- [GIVEN EXERCISE]
Answer with a single number: how many lines in the listing below include "GREAT"?

- [MATERIAL FOR THE TASK]
* * *

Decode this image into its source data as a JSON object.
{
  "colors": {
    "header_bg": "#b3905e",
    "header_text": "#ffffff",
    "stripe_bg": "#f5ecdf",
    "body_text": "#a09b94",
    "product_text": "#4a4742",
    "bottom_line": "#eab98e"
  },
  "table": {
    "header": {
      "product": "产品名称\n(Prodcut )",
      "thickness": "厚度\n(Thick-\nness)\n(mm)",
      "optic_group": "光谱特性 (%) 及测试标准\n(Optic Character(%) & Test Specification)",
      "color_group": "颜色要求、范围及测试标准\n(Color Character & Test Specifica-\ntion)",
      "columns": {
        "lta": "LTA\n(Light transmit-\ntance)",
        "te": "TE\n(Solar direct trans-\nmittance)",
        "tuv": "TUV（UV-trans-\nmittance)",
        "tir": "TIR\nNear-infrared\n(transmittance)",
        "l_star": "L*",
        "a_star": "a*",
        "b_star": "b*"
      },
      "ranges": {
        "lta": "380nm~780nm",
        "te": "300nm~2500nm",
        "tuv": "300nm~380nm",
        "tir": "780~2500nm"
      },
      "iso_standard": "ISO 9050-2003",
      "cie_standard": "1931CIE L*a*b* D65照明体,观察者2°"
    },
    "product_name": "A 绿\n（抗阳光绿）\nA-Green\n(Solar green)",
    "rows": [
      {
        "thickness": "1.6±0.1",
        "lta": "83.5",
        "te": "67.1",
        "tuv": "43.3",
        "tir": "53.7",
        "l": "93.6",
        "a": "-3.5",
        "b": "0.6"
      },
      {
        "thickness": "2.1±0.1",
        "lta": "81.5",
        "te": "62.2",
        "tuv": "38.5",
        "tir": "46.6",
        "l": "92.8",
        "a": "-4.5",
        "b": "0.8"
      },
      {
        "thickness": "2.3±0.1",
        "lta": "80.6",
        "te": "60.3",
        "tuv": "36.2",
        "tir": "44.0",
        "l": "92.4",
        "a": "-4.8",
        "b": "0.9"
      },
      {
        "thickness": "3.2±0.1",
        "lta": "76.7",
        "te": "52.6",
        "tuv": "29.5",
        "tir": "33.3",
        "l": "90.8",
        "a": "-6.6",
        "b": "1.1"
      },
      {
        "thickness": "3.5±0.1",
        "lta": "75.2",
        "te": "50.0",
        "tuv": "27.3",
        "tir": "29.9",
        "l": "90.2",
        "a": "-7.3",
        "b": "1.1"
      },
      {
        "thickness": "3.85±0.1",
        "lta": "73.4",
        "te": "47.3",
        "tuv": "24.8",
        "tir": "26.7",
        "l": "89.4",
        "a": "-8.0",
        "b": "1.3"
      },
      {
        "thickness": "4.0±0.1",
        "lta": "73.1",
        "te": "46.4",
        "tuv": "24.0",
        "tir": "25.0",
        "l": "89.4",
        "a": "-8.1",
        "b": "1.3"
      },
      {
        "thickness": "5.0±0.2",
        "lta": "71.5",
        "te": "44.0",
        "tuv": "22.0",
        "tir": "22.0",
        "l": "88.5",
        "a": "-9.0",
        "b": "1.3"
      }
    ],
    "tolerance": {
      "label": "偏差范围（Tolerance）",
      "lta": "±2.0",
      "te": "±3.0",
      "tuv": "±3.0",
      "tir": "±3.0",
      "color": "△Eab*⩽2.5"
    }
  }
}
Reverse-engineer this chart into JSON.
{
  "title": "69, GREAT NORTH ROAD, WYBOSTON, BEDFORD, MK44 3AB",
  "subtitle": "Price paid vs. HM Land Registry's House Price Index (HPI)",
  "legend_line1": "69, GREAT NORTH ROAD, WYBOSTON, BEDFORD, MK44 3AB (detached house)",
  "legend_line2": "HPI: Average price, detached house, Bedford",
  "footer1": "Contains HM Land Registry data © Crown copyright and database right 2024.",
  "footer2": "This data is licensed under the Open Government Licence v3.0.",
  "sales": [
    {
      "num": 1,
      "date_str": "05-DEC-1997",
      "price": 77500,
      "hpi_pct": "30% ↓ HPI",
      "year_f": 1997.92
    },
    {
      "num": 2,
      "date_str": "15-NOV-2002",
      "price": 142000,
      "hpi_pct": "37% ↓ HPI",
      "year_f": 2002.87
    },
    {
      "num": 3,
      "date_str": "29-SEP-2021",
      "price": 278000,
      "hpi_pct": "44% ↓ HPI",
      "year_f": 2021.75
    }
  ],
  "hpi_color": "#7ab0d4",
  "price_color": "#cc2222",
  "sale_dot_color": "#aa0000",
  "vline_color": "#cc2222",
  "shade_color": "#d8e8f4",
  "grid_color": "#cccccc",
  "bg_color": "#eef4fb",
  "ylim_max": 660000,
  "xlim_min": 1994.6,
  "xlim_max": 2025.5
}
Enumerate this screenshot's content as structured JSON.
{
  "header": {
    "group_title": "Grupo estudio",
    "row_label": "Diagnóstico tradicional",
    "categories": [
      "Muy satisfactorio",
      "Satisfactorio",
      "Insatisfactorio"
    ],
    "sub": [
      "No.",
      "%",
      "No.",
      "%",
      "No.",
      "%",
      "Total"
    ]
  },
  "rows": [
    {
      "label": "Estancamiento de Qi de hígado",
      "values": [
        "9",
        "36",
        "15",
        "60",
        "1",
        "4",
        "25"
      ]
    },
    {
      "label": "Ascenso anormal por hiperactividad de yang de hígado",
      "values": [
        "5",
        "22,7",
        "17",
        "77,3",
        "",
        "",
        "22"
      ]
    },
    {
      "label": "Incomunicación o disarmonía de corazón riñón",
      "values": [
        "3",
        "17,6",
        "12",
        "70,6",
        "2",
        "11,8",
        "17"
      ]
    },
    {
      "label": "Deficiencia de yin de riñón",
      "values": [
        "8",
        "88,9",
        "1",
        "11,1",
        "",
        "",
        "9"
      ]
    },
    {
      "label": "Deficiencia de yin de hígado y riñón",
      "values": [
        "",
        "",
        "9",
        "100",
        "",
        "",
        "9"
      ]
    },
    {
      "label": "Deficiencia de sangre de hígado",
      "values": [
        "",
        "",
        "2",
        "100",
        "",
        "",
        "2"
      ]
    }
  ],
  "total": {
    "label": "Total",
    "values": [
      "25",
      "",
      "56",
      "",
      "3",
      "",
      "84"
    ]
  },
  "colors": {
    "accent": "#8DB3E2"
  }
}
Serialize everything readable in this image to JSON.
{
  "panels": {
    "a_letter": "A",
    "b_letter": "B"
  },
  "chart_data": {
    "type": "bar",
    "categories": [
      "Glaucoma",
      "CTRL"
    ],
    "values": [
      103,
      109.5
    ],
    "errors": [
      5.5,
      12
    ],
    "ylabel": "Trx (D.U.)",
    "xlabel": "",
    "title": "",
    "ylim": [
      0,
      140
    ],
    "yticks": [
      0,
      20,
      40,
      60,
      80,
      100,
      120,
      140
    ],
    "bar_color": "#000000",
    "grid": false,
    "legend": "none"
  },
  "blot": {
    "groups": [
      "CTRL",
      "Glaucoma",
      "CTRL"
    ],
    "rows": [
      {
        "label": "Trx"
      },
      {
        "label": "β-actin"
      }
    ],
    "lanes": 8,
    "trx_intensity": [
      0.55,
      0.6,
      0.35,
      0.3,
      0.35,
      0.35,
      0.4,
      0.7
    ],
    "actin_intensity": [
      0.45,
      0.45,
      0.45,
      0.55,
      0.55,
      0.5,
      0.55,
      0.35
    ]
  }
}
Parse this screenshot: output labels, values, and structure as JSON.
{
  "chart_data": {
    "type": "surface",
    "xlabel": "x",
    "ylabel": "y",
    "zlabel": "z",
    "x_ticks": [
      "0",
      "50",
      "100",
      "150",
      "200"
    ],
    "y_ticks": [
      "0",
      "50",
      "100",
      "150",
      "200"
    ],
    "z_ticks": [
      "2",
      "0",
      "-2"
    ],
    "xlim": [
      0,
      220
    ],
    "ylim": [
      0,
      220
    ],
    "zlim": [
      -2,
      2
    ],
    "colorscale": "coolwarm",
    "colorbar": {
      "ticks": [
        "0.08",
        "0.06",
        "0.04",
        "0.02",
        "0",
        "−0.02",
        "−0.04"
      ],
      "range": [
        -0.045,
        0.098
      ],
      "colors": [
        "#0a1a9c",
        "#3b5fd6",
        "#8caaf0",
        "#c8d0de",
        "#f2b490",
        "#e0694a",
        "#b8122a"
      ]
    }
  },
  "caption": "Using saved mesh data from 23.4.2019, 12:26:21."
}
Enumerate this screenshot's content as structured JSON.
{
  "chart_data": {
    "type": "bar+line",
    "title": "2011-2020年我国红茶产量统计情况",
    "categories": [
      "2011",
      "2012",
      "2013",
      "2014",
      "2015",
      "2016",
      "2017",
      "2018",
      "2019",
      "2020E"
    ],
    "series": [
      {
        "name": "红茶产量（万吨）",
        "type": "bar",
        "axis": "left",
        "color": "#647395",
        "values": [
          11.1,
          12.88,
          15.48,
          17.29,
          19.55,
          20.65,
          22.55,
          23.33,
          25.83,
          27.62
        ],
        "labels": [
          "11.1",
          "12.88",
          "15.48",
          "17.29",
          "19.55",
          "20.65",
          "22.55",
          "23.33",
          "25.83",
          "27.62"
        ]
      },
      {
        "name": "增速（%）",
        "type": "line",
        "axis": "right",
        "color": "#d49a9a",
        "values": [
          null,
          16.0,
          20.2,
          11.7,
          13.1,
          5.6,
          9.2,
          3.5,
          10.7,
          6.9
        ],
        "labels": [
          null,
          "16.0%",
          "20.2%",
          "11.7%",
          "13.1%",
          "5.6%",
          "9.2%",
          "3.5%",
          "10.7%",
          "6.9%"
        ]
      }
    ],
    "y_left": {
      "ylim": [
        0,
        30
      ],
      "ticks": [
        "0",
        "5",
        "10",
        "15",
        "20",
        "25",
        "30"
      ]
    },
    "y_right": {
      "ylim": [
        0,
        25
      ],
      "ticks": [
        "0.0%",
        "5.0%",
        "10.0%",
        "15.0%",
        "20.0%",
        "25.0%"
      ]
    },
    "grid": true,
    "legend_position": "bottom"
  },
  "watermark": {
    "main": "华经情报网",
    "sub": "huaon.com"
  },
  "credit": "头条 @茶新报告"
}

* * *

- [ANSWER TO THIS PROBLEM]
2